EXERCISE AIM |
Please retype the lines below, from the line with "Patent image size: (561, 778)." up to and including the line with "The flux return path 78 is at (238, 93).".

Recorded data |
######
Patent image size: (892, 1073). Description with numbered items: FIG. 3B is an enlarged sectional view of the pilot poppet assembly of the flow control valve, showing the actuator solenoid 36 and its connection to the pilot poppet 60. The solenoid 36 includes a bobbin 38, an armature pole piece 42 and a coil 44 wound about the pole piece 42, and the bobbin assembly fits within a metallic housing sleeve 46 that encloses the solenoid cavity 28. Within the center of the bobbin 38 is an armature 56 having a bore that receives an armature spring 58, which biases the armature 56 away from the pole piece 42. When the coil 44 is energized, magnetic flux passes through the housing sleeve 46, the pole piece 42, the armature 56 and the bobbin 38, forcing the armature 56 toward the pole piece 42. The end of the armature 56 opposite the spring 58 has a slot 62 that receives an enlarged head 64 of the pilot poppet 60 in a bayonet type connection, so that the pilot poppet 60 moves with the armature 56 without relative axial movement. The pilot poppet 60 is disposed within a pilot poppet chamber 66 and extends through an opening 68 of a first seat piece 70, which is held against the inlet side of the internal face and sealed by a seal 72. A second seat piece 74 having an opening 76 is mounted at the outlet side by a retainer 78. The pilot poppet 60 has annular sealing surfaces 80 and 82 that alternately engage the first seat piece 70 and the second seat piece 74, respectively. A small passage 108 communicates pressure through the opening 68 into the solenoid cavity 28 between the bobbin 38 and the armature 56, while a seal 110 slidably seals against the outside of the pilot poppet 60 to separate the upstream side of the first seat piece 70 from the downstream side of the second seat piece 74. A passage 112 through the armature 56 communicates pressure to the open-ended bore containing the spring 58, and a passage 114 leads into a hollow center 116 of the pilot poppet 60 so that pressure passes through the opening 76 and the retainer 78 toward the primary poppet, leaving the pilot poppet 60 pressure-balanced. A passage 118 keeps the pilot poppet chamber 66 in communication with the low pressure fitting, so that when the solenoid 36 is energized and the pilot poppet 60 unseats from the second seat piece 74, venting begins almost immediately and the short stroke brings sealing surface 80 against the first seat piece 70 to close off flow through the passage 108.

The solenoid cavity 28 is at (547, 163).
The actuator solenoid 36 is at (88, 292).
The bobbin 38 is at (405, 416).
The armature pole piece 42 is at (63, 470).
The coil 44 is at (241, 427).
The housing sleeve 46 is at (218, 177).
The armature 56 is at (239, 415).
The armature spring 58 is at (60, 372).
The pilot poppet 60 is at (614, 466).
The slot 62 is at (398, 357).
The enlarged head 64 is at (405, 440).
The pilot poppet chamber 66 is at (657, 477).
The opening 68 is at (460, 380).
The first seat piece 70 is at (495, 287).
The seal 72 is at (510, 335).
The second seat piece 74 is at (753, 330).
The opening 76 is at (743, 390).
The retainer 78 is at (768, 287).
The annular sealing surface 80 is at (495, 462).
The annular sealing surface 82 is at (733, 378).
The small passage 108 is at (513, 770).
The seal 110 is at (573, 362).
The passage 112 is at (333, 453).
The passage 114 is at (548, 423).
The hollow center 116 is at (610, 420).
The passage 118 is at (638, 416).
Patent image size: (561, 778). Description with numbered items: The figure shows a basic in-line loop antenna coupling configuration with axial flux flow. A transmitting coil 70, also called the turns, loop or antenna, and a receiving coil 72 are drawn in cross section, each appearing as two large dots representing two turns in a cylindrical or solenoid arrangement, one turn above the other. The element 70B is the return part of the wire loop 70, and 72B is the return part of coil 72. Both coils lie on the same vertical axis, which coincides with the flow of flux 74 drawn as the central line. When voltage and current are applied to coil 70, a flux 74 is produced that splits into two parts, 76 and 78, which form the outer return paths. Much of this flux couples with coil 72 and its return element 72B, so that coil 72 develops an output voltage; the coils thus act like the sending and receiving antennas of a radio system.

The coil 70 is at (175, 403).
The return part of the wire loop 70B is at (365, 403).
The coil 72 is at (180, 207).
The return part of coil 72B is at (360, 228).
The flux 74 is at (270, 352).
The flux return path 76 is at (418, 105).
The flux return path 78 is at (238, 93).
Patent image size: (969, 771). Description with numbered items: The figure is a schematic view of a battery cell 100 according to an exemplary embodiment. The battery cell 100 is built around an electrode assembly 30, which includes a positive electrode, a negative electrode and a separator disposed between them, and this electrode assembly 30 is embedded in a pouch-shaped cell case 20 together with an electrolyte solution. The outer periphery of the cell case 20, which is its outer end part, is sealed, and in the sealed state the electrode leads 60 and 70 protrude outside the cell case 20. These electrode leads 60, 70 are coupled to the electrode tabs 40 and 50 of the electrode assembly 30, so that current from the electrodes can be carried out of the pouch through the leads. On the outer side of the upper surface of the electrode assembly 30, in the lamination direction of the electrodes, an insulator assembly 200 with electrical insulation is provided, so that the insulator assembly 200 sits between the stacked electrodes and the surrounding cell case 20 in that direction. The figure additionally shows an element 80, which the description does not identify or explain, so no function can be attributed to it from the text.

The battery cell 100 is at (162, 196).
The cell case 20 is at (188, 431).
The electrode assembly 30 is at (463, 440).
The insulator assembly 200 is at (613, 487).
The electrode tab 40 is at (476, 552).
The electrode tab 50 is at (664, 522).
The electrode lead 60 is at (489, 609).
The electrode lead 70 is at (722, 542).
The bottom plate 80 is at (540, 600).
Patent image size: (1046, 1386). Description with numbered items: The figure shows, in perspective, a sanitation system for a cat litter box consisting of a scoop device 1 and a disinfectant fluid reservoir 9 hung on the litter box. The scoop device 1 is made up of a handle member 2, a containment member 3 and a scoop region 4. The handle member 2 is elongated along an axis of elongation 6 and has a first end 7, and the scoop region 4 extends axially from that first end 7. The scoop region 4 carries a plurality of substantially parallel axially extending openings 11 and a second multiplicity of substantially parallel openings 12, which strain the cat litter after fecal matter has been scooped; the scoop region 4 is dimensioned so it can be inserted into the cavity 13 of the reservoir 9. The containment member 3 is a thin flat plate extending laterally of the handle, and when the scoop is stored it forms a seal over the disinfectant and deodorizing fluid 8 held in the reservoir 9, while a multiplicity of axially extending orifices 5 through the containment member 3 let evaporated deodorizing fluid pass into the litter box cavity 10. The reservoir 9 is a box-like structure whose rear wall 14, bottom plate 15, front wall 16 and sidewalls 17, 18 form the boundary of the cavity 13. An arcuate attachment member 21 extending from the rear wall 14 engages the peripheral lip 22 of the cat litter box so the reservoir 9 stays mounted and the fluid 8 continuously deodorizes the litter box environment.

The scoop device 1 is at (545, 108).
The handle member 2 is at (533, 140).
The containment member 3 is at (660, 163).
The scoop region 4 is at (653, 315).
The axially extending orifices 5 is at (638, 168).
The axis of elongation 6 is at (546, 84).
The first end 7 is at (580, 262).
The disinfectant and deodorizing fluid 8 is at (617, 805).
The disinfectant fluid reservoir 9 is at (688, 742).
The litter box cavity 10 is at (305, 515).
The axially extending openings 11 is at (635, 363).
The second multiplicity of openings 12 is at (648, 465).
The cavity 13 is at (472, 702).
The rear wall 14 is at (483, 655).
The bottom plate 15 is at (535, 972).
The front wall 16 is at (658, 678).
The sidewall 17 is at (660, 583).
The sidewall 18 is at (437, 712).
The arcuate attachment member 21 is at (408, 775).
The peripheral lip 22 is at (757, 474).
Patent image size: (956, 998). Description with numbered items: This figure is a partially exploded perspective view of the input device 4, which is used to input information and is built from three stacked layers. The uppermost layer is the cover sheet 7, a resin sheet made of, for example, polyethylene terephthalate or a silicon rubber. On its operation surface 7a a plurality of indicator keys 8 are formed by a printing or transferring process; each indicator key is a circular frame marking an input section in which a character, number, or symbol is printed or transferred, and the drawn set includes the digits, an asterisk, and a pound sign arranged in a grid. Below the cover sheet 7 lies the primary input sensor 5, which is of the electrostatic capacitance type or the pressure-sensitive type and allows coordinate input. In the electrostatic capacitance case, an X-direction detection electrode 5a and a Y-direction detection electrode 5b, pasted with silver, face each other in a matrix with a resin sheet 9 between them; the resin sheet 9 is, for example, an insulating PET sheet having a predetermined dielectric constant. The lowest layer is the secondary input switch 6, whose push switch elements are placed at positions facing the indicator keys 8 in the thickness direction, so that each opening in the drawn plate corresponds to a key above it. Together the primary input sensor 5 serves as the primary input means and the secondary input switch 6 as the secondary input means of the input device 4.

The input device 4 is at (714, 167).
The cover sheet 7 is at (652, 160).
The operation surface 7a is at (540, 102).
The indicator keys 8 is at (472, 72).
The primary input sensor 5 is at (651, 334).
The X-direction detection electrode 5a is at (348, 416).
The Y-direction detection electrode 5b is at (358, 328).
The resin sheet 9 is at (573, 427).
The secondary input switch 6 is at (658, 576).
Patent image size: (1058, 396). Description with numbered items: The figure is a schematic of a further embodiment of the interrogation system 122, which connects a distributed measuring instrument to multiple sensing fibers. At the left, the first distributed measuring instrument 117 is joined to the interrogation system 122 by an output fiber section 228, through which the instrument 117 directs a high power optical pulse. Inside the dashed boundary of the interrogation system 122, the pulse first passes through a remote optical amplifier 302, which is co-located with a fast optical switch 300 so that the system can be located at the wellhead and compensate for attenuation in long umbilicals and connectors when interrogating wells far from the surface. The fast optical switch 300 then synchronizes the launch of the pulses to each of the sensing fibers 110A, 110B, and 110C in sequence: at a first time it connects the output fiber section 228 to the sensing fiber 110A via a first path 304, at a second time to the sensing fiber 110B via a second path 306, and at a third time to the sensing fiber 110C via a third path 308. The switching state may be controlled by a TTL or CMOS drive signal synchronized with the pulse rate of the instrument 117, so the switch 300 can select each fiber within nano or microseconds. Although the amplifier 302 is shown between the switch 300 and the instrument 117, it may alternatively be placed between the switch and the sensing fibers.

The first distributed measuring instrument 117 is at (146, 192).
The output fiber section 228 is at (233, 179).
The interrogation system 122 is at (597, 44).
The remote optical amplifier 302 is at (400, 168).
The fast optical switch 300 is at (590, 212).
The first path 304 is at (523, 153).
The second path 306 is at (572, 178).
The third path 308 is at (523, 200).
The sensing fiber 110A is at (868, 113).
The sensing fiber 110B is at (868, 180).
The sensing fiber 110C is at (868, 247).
######
RESPONSE TO THIS TASK |
Patent image size: (561, 778). Description with numbered items: The figure shows a basic in-line loop antenna coupling configuration with axial flux flow. A transmitting coil 70, also called the turns, loop or antenna, and a receiving coil 72 are drawn in cross section, each appearing as two large dots representing two turns in a cylindrical or solenoid arrangement, one turn above the other. The element 70B is the return part of the wire loop 70, and 72B is the return part of coil 72. Both coils lie on the same vertical axis, which coincides with the flow of flux 74 drawn as the central line. When voltage and current are applied to coil 70, a flux 74 is produced that splits into two parts, 76 and 78, which form the outer return paths. Much of this flux couples with coil 72 and its return element 72B, so that coil 72 develops an output voltage; the coils thus act like the sending and receiving antennas of a radio system.

The coil 70 is at (175, 403).
The return part of the wire loop 70B is at (365, 403).
The coil 72 is at (180, 207).
The return part of coil 72B is at (360, 228).
The flux 74 is at (270, 352).
The flux return path 76 is at (418, 105).
The flux return path 78 is at (238, 93).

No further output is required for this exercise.